Reproduce the material exactly, omitting nothing.

_Collected data entries_:
__________
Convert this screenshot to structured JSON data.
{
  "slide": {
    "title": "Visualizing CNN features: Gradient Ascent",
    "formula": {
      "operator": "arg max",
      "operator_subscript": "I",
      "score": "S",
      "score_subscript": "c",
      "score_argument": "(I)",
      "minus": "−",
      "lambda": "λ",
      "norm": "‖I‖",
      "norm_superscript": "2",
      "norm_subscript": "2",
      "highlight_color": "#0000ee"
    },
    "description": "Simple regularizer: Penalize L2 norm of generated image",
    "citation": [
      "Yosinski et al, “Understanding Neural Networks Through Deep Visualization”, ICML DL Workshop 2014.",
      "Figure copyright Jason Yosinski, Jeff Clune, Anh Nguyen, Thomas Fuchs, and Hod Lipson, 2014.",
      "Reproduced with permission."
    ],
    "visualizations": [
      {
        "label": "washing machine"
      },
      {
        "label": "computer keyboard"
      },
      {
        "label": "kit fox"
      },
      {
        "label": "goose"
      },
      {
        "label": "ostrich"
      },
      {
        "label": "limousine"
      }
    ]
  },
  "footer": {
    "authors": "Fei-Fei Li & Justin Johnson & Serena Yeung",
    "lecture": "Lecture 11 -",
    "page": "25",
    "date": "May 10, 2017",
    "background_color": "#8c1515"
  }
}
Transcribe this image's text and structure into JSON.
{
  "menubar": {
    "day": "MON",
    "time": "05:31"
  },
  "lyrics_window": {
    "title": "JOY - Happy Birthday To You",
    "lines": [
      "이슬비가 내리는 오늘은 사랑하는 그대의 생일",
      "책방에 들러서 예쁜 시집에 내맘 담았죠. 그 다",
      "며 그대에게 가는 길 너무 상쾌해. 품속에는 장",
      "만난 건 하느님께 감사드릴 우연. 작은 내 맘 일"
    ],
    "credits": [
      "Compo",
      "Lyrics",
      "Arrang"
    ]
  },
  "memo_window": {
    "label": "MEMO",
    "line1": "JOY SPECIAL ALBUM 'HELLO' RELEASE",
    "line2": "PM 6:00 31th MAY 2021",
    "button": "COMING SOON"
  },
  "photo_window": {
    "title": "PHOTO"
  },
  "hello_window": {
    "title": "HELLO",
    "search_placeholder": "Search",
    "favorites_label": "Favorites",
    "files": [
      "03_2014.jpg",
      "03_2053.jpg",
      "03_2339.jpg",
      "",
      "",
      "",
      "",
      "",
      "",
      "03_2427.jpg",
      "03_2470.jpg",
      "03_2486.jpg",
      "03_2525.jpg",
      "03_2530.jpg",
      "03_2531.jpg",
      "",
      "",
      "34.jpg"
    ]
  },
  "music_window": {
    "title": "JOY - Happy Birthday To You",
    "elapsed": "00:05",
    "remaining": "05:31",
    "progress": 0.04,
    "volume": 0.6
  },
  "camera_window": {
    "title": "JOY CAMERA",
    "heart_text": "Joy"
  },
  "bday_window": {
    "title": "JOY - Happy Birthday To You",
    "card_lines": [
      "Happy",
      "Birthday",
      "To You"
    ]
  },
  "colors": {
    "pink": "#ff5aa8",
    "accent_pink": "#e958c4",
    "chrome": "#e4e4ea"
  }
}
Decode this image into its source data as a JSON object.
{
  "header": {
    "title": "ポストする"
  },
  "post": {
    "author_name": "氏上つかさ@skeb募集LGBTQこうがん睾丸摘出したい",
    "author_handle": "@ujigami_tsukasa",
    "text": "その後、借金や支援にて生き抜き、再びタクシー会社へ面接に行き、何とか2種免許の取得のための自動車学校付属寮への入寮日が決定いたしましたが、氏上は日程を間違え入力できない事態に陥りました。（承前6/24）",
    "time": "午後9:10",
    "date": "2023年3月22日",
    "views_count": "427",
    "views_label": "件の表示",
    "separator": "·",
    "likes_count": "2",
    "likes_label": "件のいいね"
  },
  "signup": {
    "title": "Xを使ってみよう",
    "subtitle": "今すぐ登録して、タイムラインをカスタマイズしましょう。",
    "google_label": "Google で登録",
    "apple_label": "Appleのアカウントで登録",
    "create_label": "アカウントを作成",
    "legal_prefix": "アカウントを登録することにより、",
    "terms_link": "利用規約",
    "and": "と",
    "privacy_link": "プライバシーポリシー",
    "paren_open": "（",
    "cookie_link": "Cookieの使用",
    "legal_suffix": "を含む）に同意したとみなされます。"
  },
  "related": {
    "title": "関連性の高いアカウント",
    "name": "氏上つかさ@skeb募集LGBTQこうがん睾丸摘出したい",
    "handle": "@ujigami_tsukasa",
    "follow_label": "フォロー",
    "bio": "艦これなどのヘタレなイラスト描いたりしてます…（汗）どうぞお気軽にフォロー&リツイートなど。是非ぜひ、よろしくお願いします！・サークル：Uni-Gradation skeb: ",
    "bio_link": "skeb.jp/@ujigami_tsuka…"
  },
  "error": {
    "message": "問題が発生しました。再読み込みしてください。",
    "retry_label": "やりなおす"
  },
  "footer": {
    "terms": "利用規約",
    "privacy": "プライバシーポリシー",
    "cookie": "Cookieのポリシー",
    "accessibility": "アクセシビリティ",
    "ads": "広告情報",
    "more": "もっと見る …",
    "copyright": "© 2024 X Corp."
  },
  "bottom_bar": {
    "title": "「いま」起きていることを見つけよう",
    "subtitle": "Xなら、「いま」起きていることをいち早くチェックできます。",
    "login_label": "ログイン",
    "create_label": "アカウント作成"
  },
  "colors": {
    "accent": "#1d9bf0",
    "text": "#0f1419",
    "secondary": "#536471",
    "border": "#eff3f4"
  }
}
__________
_Output_:
Convert this screenshot to structured JSON data.
{
  "slide": {
    "title": "Visualizing CNN features: Gradient Ascent",
    "formula": {
      "operator": "arg max",
      "operator_subscript": "I",
      "score": "S",
      "score_subscript": "c",
      "score_argument": "(I)",
      "minus": "−",
      "lambda": "λ",
      "norm": "‖I‖",
      "norm_superscript": "2",
      "norm_subscript": "2",
      "highlight_color": "#0000ee"
    },
    "description": "Simple regularizer: Penalize L2 norm of generated image",
    "citation": [
      "Yosinski et al, “Understanding Neural Networks Through Deep Visualization”, ICML DL Workshop 2014.",
      "Figure copyright Jason Yosinski, Jeff Clune, Anh Nguyen, Thomas Fuchs, and Hod Lipson, 2014.",
      "Reproduced with permission."
    ],
    "visualizations": [
      {
        "label": "washing machine"
      },
      {
        "label": "computer keyboard"
      },
      {
        "label": "kit fox"
      },
      {
        "label": "goose"
      },
      {
        "label": "ostrich"
      },
      {
        "label": "limousine"
      }
    ]
  },
  "footer": {
    "authors": "Fei-Fei Li & Justin Johnson & Serena Yeung",
    "lecture": "Lecture 11 -",
    "page": "25",
    "date": "May 10, 2017",
    "background_color": "#8c1515"
  }
}
Transcribe this image's text and structure into JSON.
{
  "menubar": {
    "day": "MON",
    "time": "05:31"
  },
  "lyrics_window": {
    "title": "JOY - Happy Birthday To You",
    "lines": [
      "이슬비가 내리는 오늘은 사랑하는 그대의 생일",
      "책방에 들러서 예쁜 시집에 내맘 담았죠. 그 다",
      "며 그대에게 가는 길 너무 상쾌해. 품속에는 장",
      "만난 건 하느님께 감사드릴 우연. 작은 내 맘 일"
    ],
    "credits": [
      "Compo",
      "Lyrics",
      "Arrang"
    ]
  },
  "memo_window": {
    "label": "MEMO",
    "line1": "JOY SPECIAL ALBUM 'HELLO' RELEASE",
    "line2": "PM 6:00 31th MAY 2021",
    "button": "COMING SOON"
  },
  "photo_window": {
    "title": "PHOTO"
  },
  "hello_window": {
    "title": "HELLO",
    "search_placeholder": "Search",
    "favorites_label": "Favorites",
    "files": [
      "03_2014.jpg",
      "03_2053.jpg",
      "03_2339.jpg",
      "",
      "",
      "",
      "",
      "",
      "",
      "03_2427.jpg",
      "03_2470.jpg",
      "03_2486.jpg",
      "03_2525.jpg",
      "03_2530.jpg",
      "03_2531.jpg",
      "",
      "",
      "34.jpg"
    ]
  },
  "music_window": {
    "title": "JOY - Happy Birthday To You",
    "elapsed": "00:05",
    "remaining": "05:31",
    "progress": 0.04,
    "volume": 0.6
  },
  "camera_window": {
    "title": "JOY CAMERA",
    "heart_text": "Joy"
  },
  "bday_window": {
    "title": "JOY - Happy Birthday To You",
    "card_lines": [
      "Happy",
      "Birthday",
      "To You"
    ]
  },
  "colors": {
    "pink": "#ff5aa8",
    "accent_pink": "#e958c4",
    "chrome": "#e4e4ea"
  }
}
Decode this image into its source data as a JSON object.
{
  "header": {
    "title": "ポストする"
  },
  "post": {
    "author_name": "氏上つかさ@skeb募集LGBTQこうがん睾丸摘出したい",
    "author_handle": "@ujigami_tsukasa",
    "text": "その後、借金や支援にて生き抜き、再びタクシー会社へ面接に行き、何とか2種免許の取得のための自動車学校付属寮への入寮日が決定いたしましたが、氏上は日程を間違え入力できない事態に陥りました。（承前6/24）",
    "time": "午後9:10",
    "date": "2023年3月22日",
    "views_count": "427",
    "views_label": "件の表示",
    "separator": "·",
    "likes_count": "2",
    "likes_label": "件のいいね"
  },
  "signup": {
    "title": "Xを使ってみよう",
    "subtitle": "今すぐ登録して、タイムラインをカスタマイズしましょう。",
    "google_label": "Google で登録",
    "apple_label": "Appleのアカウントで登録",
    "create_label": "アカウントを作成",
    "legal_prefix": "アカウントを登録することにより、",
    "terms_link": "利用規約",
    "and": "と",
    "privacy_link": "プライバシーポリシー",
    "paren_open": "（",
    "cookie_link": "Cookieの使用",
    "legal_suffix": "を含む）に同意したとみなされます。"
  },
  "related": {
    "title": "関連性の高いアカウント",
    "name": "氏上つかさ@skeb募集LGBTQこうがん睾丸摘出したい",
    "handle": "@ujigami_tsukasa",
    "follow_label": "フォロー",
    "bio": "艦これなどのヘタレなイラスト描いたりしてます…（汗）どうぞお気軽にフォロー&リツイートなど。是非ぜひ、よろしくお願いします！・サークル：Uni-Gradation skeb: ",
    "bio_link": "skeb.jp/@ujigami_tsuka…"
  },
  "error": {
    "message": "問題が発生しました。再読み込みしてください。",
    "retry_label": "やりなおす"
  },
  "footer": {
    "terms": "利用規約",
    "privacy": "プライバシーポリシー",
    "cookie": "Cookieのポリシー",
    "accessibility": "アクセシビリティ",
    "ads": "広告情報",
    "more": "もっと見る …",
    "copyright": "© 2024 X Corp."
  },
  "bottom_bar": {
    "title": "「いま」起きていることを見つけよう",
    "subtitle": "Xなら、「いま」起きていることをいち早くチェックできます。",
    "login_label": "ログイン",
    "create_label": "アカウント作成"
  },
  "colors": {
    "accent": "#1d9bf0",
    "text": "#0f1419",
    "secondary": "#536471",
    "border": "#eff3f4"
  }
}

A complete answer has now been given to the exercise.